§ **What needs to be done**
Format each line of the records below as one string in a JSON list, omitting blank lines and the pictures.

§ **Entries shown**

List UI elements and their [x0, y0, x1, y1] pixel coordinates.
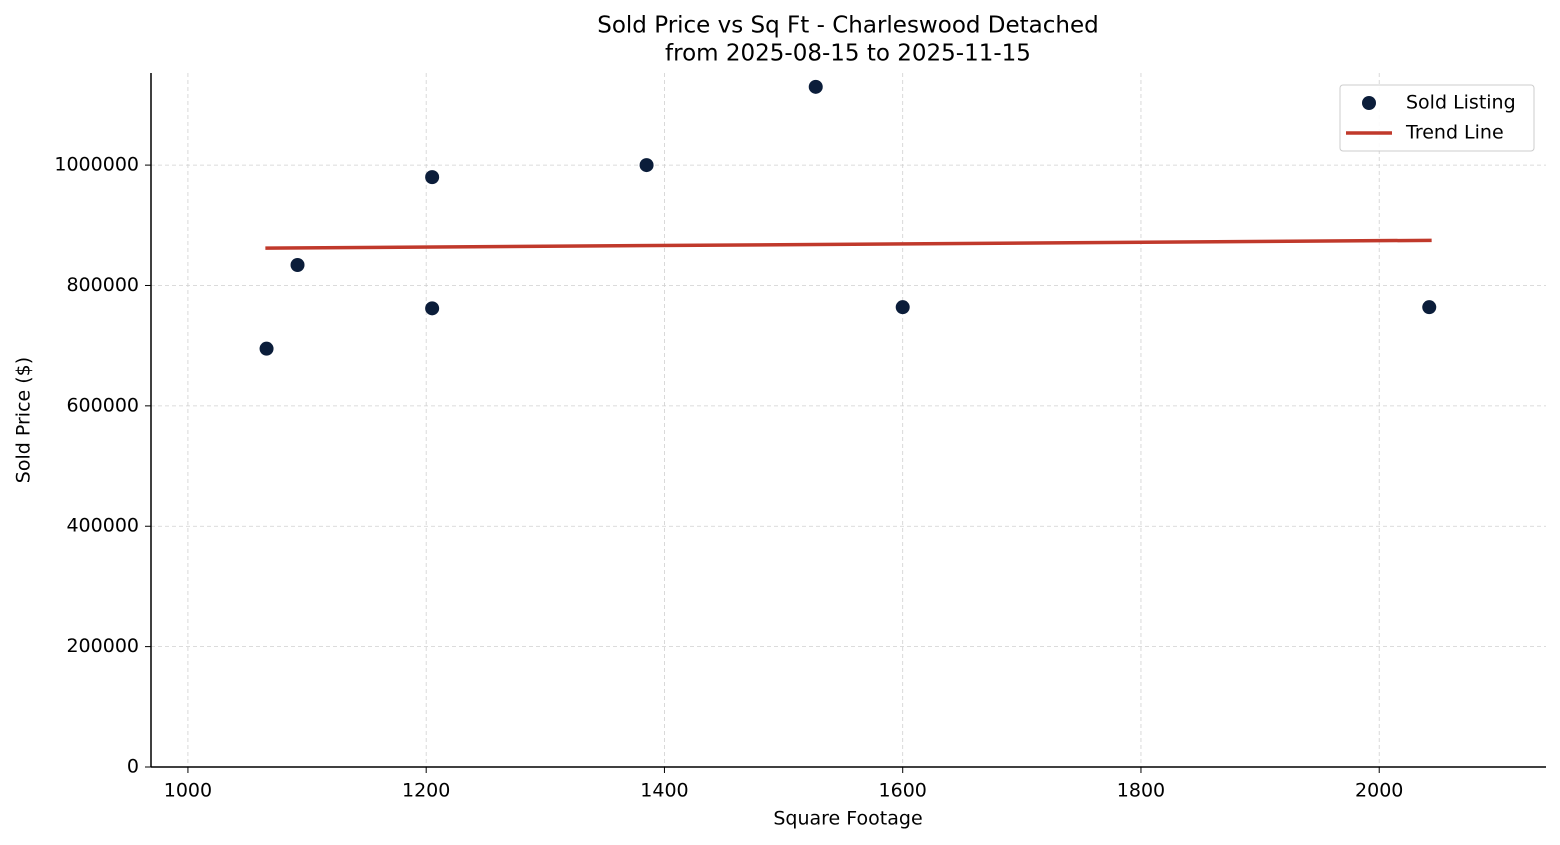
y-tick-label: 0: [127, 756, 139, 778]
chart-subtitle: from 2025-08-15 to 2025-11-15: [665, 41, 1031, 67]
x-tick-label: 1400: [640, 780, 688, 802]
legend-label: Sold Listing: [1406, 92, 1516, 114]
data-point: [290, 258, 305, 273]
data-point: [1422, 300, 1437, 315]
x-tick-label: 1600: [879, 780, 927, 802]
x-tick-label: 1800: [1117, 780, 1165, 802]
y-axis-label: Sold Price ($): [13, 357, 35, 483]
data-point: [808, 79, 823, 94]
x-tick-label: 1000: [164, 780, 212, 802]
data-point: [895, 300, 910, 315]
trend-line: [265, 238, 1432, 250]
y-tick-label: 600000: [66, 394, 139, 416]
data-point: [259, 341, 274, 356]
y-tick-label: 200000: [66, 635, 139, 657]
x-tick-label: 2000: [1355, 780, 1403, 802]
legend-label: Trend Line: [1405, 122, 1504, 144]
legend-swatch: [1362, 96, 1376, 110]
y-tick-label: 1000000: [54, 154, 139, 176]
data-point: [639, 158, 654, 173]
x-tick-label: 1200: [402, 780, 450, 802]
x-axis-label: Square Footage: [773, 808, 922, 830]
y-tick-label: 400000: [66, 515, 139, 537]
chart-title: Sold Price vs Sq Ft - Charleswood Detach…: [597, 13, 1099, 39]
data-point: [425, 170, 440, 185]
data-point: [425, 301, 440, 316]
y-tick-label: 800000: [66, 274, 139, 296]
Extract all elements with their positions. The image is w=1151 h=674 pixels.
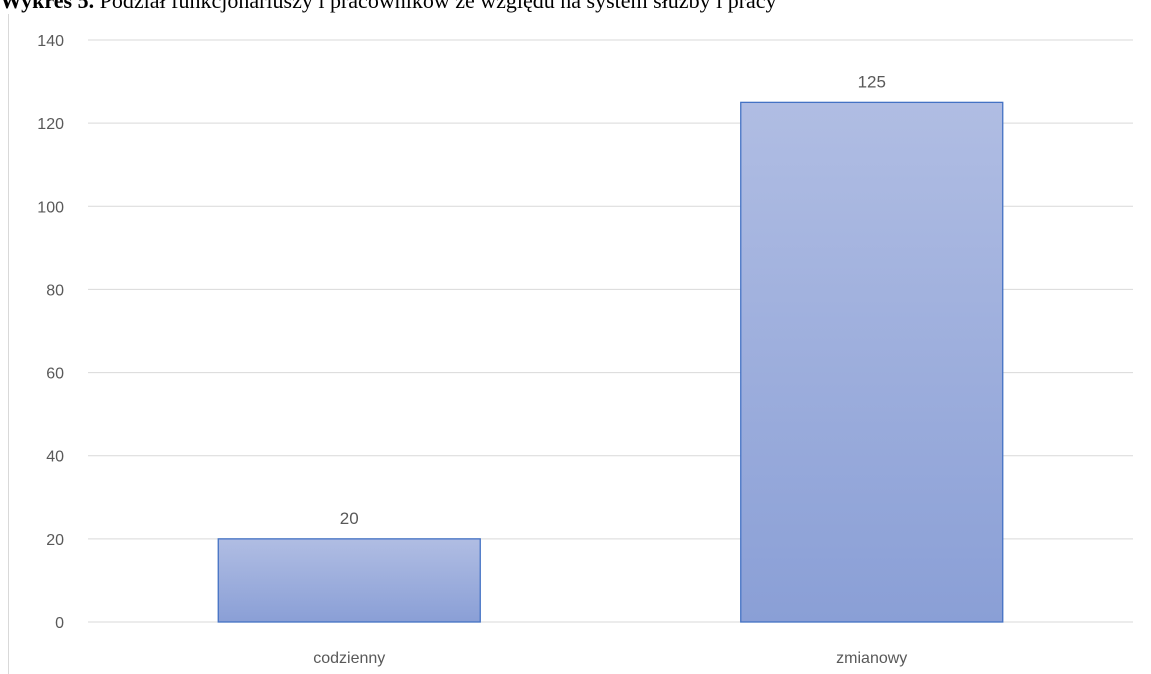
y-tick-label: 80 (46, 282, 64, 299)
y-tick-label: 0 (55, 615, 64, 632)
y-tick-label: 100 (37, 199, 64, 216)
y-tick-label: 140 (37, 33, 64, 50)
chart-title-text: Podział funkcjonariuszy i pracowników ze… (94, 0, 777, 13)
x-category-label-zmianowy: zmianowy (836, 650, 907, 667)
chart-frame-left-border (8, 14, 9, 674)
bars (217, 101, 1004, 623)
data-labels: 20 125 (340, 72, 886, 527)
bar-codzienny (217, 538, 481, 623)
x-category-label-codzienny: codzienny (313, 650, 385, 667)
data-label-codzienny: 20 (340, 509, 359, 528)
y-tick-label: 60 (46, 366, 64, 383)
y-tick-label: 40 (46, 449, 64, 466)
y-tick-label: 20 (46, 532, 64, 549)
chart-title: Wykres 5. Podział funkcjonariuszy i prac… (0, 0, 1151, 16)
x-axis-category-labels: codzienny zmianowy (313, 650, 907, 667)
y-tick-label: 120 (37, 116, 64, 133)
bar-zmianowy (740, 101, 1004, 623)
data-label-zmianowy: 125 (858, 72, 886, 91)
y-axis-tick-labels: 0 20 40 60 80 100 120 140 (37, 33, 64, 632)
chart-title-prefix: Wykres 5. (0, 0, 95, 13)
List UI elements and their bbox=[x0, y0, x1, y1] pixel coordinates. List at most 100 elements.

§ **Written reply**
[
  "List UI elements and their [x0, y0, x1, y1] pixel coordinates.",
  "y-tick-label: 0: [127, 756, 139, 778]",
  "chart-subtitle: from 2025-08-15 to 2025-11-15: [665, 41, 1031, 67]",
  "x-tick-label: 1400: [640, 780, 688, 802]",
  "legend-label: Sold Listing: [1406, 92, 1516, 114]",
  "data-point: [290, 258, 305, 273]",
  "data-point: [1422, 300, 1437, 315]",
  "x-tick-label: 1600: [879, 780, 927, 802]",
  "x-tick-label: 1800: [1117, 780, 1165, 802]",
  "y-axis-label: Sold Price ($): [13, 357, 35, 483]",
  "data-point: [808, 79, 823, 94]",
  "x-tick-label: 1000: [164, 780, 212, 802]",
  "data-point: [895, 300, 910, 315]",
  "trend-line: [265, 238, 1432, 250]",
  "y-tick-label: 600000: [66, 394, 139, 416]",
  "data-point: [259, 341, 274, 356]",
  "y-tick-label: 200000: [66, 635, 139, 657]",
  "x-tick-label: 2000: [1355, 780, 1403, 802]",
  "legend-label: Trend Line: [1405, 122, 1504, 144]",
  "legend-swatch: [1362, 96, 1376, 110]",
  "y-tick-label: 1000000: [54, 154, 139, 176]",
  "data-point: [639, 158, 654, 173]",
  "x-tick-label: 1200: [402, 780, 450, 802]",
  "x-axis-label: Square Footage: [773, 808, 922, 830]",
  "y-tick-label: 400000: [66, 515, 139, 537]",
  "chart-title: Sold Price vs Sq Ft - Charleswood Detach…: [597, 13, 1099, 39]",
  "data-point: [425, 170, 440, 185]",
  "data-point: [425, 301, 440, 316]",
  "y-tick-label: 800000: [66, 274, 139, 296]",
  "Extract all elements with their positions. The image is w=1151 h=674 pixels.",
  "y-tick-label: 80 (46, 282, 64, 299)",
  "y-tick-label: 0 (55, 615, 64, 632)",
  "y-tick-label: 100 (37, 199, 64, 216)",
  "y-tick-label: 140 (37, 33, 64, 50)",
  "chart-title-text: Podział funkcjonariuszy i pracowników ze… (94, 0, 777, 13)",
  "x-category-label-zmianowy: zmianowy (836, 650, 907, 667)",
  "chart-frame-left-border (8, 14, 9, 674)",
  "bars (217, 101, 1004, 623)",
  "data-labels: 20 125 (340, 72, 886, 527)",
  "bar-codzienny (217, 538, 481, 623)",
  "x-category-label-codzienny: codzienny (313, 650, 385, 667)",
  "data-label-codzienny: 20 (340, 509, 359, 528)",
  "y-tick-label: 60 (46, 366, 64, 383)",
  "y-tick-label: 40 (46, 449, 64, 466)",
  "y-tick-label: 20 (46, 532, 64, 549)",
  "chart-title: Wykres 5. Podział funkcjonariuszy i prac… (0, 0, 1151, 16)",
  "x-axis-category-labels: codzienny zmianowy (313, 650, 907, 667)",
  "y-tick-label: 120 (37, 116, 64, 133)",
  "bar-zmianowy (740, 101, 1004, 623)",
  "data-label-zmianowy: 125 (858, 72, 886, 91)",
  "y-axis-tick-labels: 0 20 40 60 80 100 120 140 (37, 33, 64, 632)",
  "chart-title-prefix: Wykres 5. (0, 0, 95, 13)",
  "List UI elements and their bbox=[x0, y0, x1, y1] pixel coordinates. List at most 100 elements."
]